Entries from a visual dataset
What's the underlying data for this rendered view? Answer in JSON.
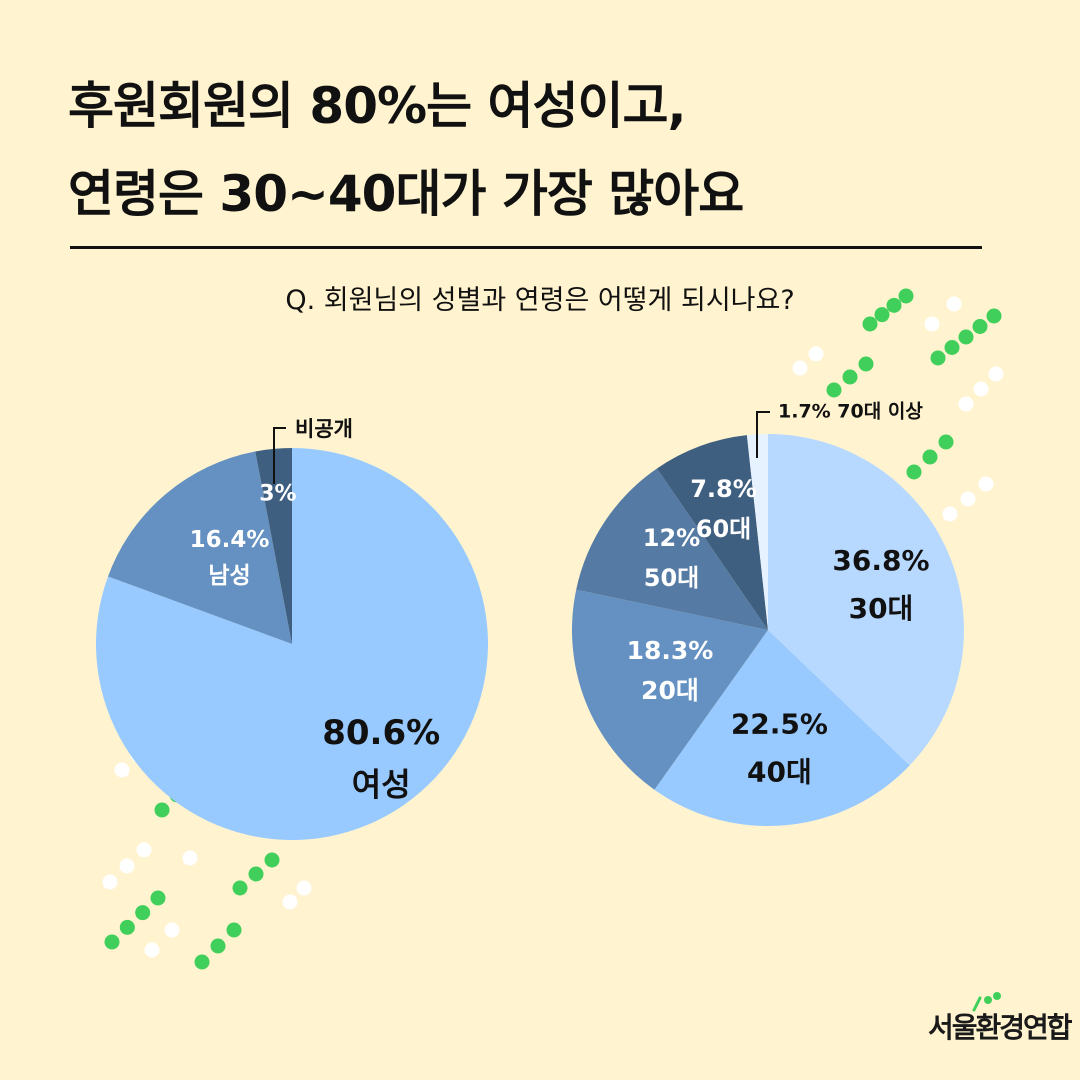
{
  "title": {
    "line1": "후원회원의 80%는 여성이고,",
    "line2": "연령은 30~40대가 가장 많아요"
  },
  "question": "Q. 회원님의 성별과 연령은 어떻게 되시나요?",
  "brand": "서울환경연합",
  "colors": {
    "background": "#fff4cf",
    "dot_green": "#3fcf5a",
    "dot_white": "#ffffff"
  },
  "chart_data": [
    {
      "type": "pie",
      "title": "",
      "slices": [
        {
          "label": "여성",
          "value": 80.6,
          "value_label": "80.6%",
          "color": "#99caff"
        },
        {
          "label": "남성",
          "value": 16.4,
          "value_label": "16.4%",
          "color": "#6491c2"
        },
        {
          "label": "비공개",
          "value": 3,
          "value_label": "3%",
          "color": "#3f5f80"
        }
      ]
    },
    {
      "type": "pie",
      "title": "",
      "slices": [
        {
          "label": "30대",
          "value": 36.8,
          "value_label": "36.8%",
          "color": "#b8d9ff"
        },
        {
          "label": "40대",
          "value": 22.5,
          "value_label": "22.5%",
          "color": "#99caff"
        },
        {
          "label": "20대",
          "value": 18.3,
          "value_label": "18.3%",
          "color": "#6491c2"
        },
        {
          "label": "50대",
          "value": 12,
          "value_label": "12%",
          "color": "#557aa3"
        },
        {
          "label": "60대",
          "value": 7.8,
          "value_label": "7.8%",
          "color": "#3f5f80"
        },
        {
          "label": "70대 이상",
          "value": 1.7,
          "value_label": "1.7%",
          "color": "#e6f2ff"
        }
      ]
    }
  ]
}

### Set problem
Leave the pictures out and output the rest of the listing exactly.

### Solution for this task
What's the underlying data for this rendered view? Answer in JSON.
{
  "title": {
    "line1": "후원회원의 80%는 여성이고,",
    "line2": "연령은 30~40대가 가장 많아요"
  },
  "question": "Q. 회원님의 성별과 연령은 어떻게 되시나요?",
  "brand": "서울환경연합",
  "colors": {
    "background": "#fff4cf",
    "dot_green": "#3fcf5a",
    "dot_white": "#ffffff"
  },
  "chart_data": [
    {
      "type": "pie",
      "title": "",
      "slices": [
        {
          "label": "여성",
          "value": 80.6,
          "value_label": "80.6%",
          "color": "#99caff"
        },
        {
          "label": "남성",
          "value": 16.4,
          "value_label": "16.4%",
          "color": "#6491c2"
        },
        {
          "label": "비공개",
          "value": 3,
          "value_label": "3%",
          "color": "#3f5f80"
        }
      ]
    },
    {
      "type": "pie",
      "title": "",
      "slices": [
        {
          "label": "30대",
          "value": 36.8,
          "value_label": "36.8%",
          "color": "#b8d9ff"
        },
        {
          "label": "40대",
          "value": 22.5,
          "value_label": "22.5%",
          "color": "#99caff"
        },
        {
          "label": "20대",
          "value": 18.3,
          "value_label": "18.3%",
          "color": "#6491c2"
        },
        {
          "label": "50대",
          "value": 12,
          "value_label": "12%",
          "color": "#557aa3"
        },
        {
          "label": "60대",
          "value": 7.8,
          "value_label": "7.8%",
          "color": "#3f5f80"
        },
        {
          "label": "70대 이상",
          "value": 1.7,
          "value_label": "1.7%",
          "color": "#e6f2ff"
        }
      ]
    }
  ]
}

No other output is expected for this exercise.